Stored items from a collection

● ● ● ● ● ● ●

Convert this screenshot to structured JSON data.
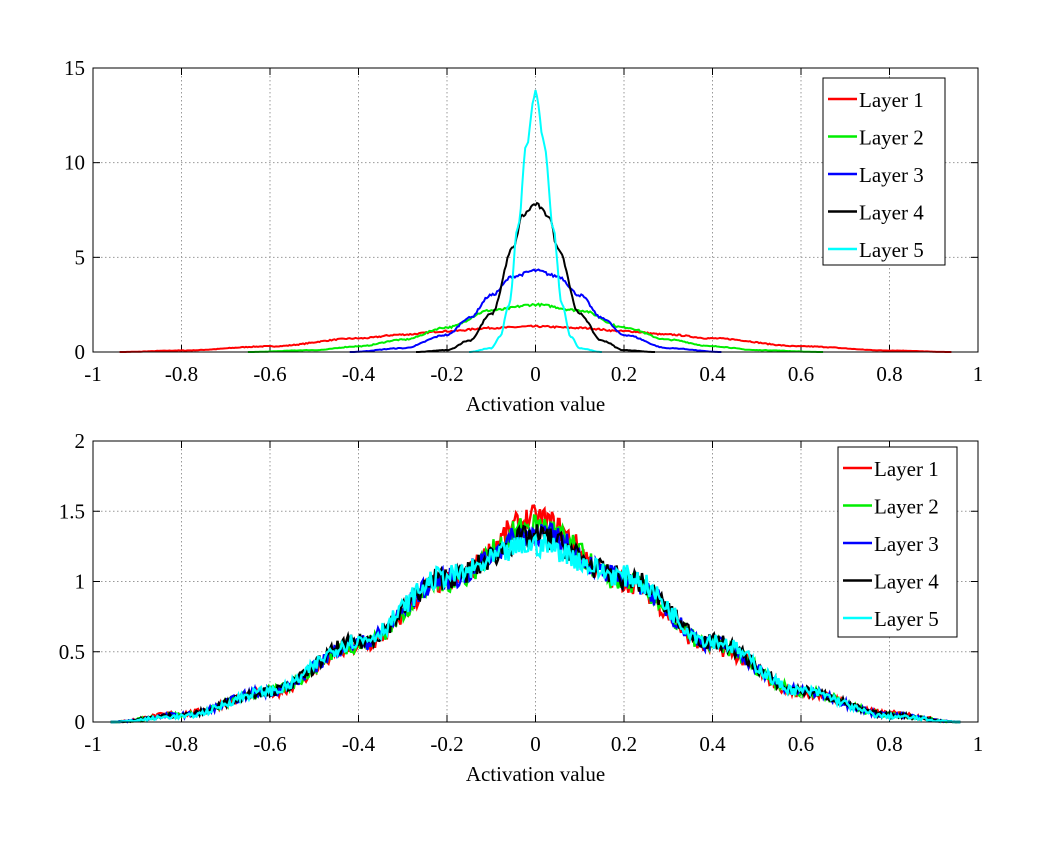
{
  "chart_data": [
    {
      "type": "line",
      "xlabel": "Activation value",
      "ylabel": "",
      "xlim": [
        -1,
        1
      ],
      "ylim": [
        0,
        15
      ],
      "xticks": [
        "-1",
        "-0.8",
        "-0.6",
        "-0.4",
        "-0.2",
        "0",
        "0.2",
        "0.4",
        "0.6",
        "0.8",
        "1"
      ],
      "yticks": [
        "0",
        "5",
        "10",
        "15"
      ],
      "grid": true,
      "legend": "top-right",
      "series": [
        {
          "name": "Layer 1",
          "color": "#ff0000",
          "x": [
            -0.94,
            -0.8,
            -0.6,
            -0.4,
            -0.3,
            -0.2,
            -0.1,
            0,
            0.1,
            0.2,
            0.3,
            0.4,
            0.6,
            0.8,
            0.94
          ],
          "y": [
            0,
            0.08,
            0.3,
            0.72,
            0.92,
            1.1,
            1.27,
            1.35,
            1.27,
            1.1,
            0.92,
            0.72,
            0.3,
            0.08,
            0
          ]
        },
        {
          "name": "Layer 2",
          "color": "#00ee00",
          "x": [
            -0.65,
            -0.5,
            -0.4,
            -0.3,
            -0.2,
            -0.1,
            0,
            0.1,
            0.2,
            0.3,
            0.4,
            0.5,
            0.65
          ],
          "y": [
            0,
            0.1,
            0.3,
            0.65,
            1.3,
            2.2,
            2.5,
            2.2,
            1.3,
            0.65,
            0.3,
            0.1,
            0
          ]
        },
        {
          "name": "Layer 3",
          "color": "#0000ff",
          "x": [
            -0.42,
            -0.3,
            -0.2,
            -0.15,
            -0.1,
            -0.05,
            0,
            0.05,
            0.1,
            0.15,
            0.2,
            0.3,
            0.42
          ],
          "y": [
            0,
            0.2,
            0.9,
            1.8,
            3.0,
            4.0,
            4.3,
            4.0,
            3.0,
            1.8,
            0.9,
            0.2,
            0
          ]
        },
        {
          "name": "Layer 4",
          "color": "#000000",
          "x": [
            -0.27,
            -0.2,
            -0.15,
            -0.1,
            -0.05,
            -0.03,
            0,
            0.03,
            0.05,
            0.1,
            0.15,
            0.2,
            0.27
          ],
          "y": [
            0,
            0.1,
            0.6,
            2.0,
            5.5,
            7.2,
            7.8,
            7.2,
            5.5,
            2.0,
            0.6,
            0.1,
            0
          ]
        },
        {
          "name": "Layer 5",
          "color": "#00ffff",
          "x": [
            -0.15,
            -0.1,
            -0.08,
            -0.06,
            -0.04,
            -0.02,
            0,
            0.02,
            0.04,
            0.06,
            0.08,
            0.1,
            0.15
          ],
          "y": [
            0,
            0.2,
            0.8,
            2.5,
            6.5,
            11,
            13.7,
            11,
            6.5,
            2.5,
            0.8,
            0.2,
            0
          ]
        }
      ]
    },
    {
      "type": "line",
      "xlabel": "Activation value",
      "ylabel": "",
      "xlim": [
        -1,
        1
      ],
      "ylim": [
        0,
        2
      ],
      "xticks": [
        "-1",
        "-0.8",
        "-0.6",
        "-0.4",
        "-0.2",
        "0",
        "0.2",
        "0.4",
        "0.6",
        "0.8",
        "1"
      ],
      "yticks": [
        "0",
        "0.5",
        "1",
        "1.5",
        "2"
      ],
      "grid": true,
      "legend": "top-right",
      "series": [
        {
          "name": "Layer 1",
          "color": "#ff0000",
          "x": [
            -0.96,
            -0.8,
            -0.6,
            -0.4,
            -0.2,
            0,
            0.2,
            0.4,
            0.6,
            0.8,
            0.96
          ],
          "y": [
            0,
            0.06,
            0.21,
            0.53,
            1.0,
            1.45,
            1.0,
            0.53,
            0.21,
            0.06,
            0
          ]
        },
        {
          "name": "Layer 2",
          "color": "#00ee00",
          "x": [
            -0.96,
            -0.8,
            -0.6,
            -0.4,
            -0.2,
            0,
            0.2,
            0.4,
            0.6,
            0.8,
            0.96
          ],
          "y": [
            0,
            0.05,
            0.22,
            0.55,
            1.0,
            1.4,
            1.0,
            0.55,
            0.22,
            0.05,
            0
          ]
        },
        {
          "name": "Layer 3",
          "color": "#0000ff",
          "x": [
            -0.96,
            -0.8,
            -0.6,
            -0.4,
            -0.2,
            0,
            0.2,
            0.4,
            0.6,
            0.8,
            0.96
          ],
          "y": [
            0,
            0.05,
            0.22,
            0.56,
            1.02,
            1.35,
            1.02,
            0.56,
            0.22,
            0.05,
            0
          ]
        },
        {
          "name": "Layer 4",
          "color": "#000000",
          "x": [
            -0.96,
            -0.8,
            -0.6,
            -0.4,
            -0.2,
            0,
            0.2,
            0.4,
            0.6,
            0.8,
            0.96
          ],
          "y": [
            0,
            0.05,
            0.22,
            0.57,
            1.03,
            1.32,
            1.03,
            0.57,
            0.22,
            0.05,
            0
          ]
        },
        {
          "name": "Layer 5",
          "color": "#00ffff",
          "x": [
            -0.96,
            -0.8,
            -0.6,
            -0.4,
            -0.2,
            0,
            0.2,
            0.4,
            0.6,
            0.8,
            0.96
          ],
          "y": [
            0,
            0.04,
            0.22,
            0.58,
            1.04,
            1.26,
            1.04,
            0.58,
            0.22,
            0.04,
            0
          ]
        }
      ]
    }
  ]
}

● ● ● ● ● ● ●

- _TASK DETAILS_
Omit each picture, then return all of the listing exactly as it stands.

- _RESPONSE FOR THIS EXERCISE_
Convert this screenshot to structured JSON data.
{
  "chart_data": [
    {
      "type": "line",
      "xlabel": "Activation value",
      "ylabel": "",
      "xlim": [
        -1,
        1
      ],
      "ylim": [
        0,
        15
      ],
      "xticks": [
        "-1",
        "-0.8",
        "-0.6",
        "-0.4",
        "-0.2",
        "0",
        "0.2",
        "0.4",
        "0.6",
        "0.8",
        "1"
      ],
      "yticks": [
        "0",
        "5",
        "10",
        "15"
      ],
      "grid": true,
      "legend": "top-right",
      "series": [
        {
          "name": "Layer 1",
          "color": "#ff0000",
          "x": [
            -0.94,
            -0.8,
            -0.6,
            -0.4,
            -0.3,
            -0.2,
            -0.1,
            0,
            0.1,
            0.2,
            0.3,
            0.4,
            0.6,
            0.8,
            0.94
          ],
          "y": [
            0,
            0.08,
            0.3,
            0.72,
            0.92,
            1.1,
            1.27,
            1.35,
            1.27,
            1.1,
            0.92,
            0.72,
            0.3,
            0.08,
            0
          ]
        },
        {
          "name": "Layer 2",
          "color": "#00ee00",
          "x": [
            -0.65,
            -0.5,
            -0.4,
            -0.3,
            -0.2,
            -0.1,
            0,
            0.1,
            0.2,
            0.3,
            0.4,
            0.5,
            0.65
          ],
          "y": [
            0,
            0.1,
            0.3,
            0.65,
            1.3,
            2.2,
            2.5,
            2.2,
            1.3,
            0.65,
            0.3,
            0.1,
            0
          ]
        },
        {
          "name": "Layer 3",
          "color": "#0000ff",
          "x": [
            -0.42,
            -0.3,
            -0.2,
            -0.15,
            -0.1,
            -0.05,
            0,
            0.05,
            0.1,
            0.15,
            0.2,
            0.3,
            0.42
          ],
          "y": [
            0,
            0.2,
            0.9,
            1.8,
            3.0,
            4.0,
            4.3,
            4.0,
            3.0,
            1.8,
            0.9,
            0.2,
            0
          ]
        },
        {
          "name": "Layer 4",
          "color": "#000000",
          "x": [
            -0.27,
            -0.2,
            -0.15,
            -0.1,
            -0.05,
            -0.03,
            0,
            0.03,
            0.05,
            0.1,
            0.15,
            0.2,
            0.27
          ],
          "y": [
            0,
            0.1,
            0.6,
            2.0,
            5.5,
            7.2,
            7.8,
            7.2,
            5.5,
            2.0,
            0.6,
            0.1,
            0
          ]
        },
        {
          "name": "Layer 5",
          "color": "#00ffff",
          "x": [
            -0.15,
            -0.1,
            -0.08,
            -0.06,
            -0.04,
            -0.02,
            0,
            0.02,
            0.04,
            0.06,
            0.08,
            0.1,
            0.15
          ],
          "y": [
            0,
            0.2,
            0.8,
            2.5,
            6.5,
            11,
            13.7,
            11,
            6.5,
            2.5,
            0.8,
            0.2,
            0
          ]
        }
      ]
    },
    {
      "type": "line",
      "xlabel": "Activation value",
      "ylabel": "",
      "xlim": [
        -1,
        1
      ],
      "ylim": [
        0,
        2
      ],
      "xticks": [
        "-1",
        "-0.8",
        "-0.6",
        "-0.4",
        "-0.2",
        "0",
        "0.2",
        "0.4",
        "0.6",
        "0.8",
        "1"
      ],
      "yticks": [
        "0",
        "0.5",
        "1",
        "1.5",
        "2"
      ],
      "grid": true,
      "legend": "top-right",
      "series": [
        {
          "name": "Layer 1",
          "color": "#ff0000",
          "x": [
            -0.96,
            -0.8,
            -0.6,
            -0.4,
            -0.2,
            0,
            0.2,
            0.4,
            0.6,
            0.8,
            0.96
          ],
          "y": [
            0,
            0.06,
            0.21,
            0.53,
            1.0,
            1.45,
            1.0,
            0.53,
            0.21,
            0.06,
            0
          ]
        },
        {
          "name": "Layer 2",
          "color": "#00ee00",
          "x": [
            -0.96,
            -0.8,
            -0.6,
            -0.4,
            -0.2,
            0,
            0.2,
            0.4,
            0.6,
            0.8,
            0.96
          ],
          "y": [
            0,
            0.05,
            0.22,
            0.55,
            1.0,
            1.4,
            1.0,
            0.55,
            0.22,
            0.05,
            0
          ]
        },
        {
          "name": "Layer 3",
          "color": "#0000ff",
          "x": [
            -0.96,
            -0.8,
            -0.6,
            -0.4,
            -0.2,
            0,
            0.2,
            0.4,
            0.6,
            0.8,
            0.96
          ],
          "y": [
            0,
            0.05,
            0.22,
            0.56,
            1.02,
            1.35,
            1.02,
            0.56,
            0.22,
            0.05,
            0
          ]
        },
        {
          "name": "Layer 4",
          "color": "#000000",
          "x": [
            -0.96,
            -0.8,
            -0.6,
            -0.4,
            -0.2,
            0,
            0.2,
            0.4,
            0.6,
            0.8,
            0.96
          ],
          "y": [
            0,
            0.05,
            0.22,
            0.57,
            1.03,
            1.32,
            1.03,
            0.57,
            0.22,
            0.05,
            0
          ]
        },
        {
          "name": "Layer 5",
          "color": "#00ffff",
          "x": [
            -0.96,
            -0.8,
            -0.6,
            -0.4,
            -0.2,
            0,
            0.2,
            0.4,
            0.6,
            0.8,
            0.96
          ],
          "y": [
            0,
            0.04,
            0.22,
            0.58,
            1.04,
            1.26,
            1.04,
            0.58,
            0.22,
            0.04,
            0
          ]
        }
      ]
    }
  ]
}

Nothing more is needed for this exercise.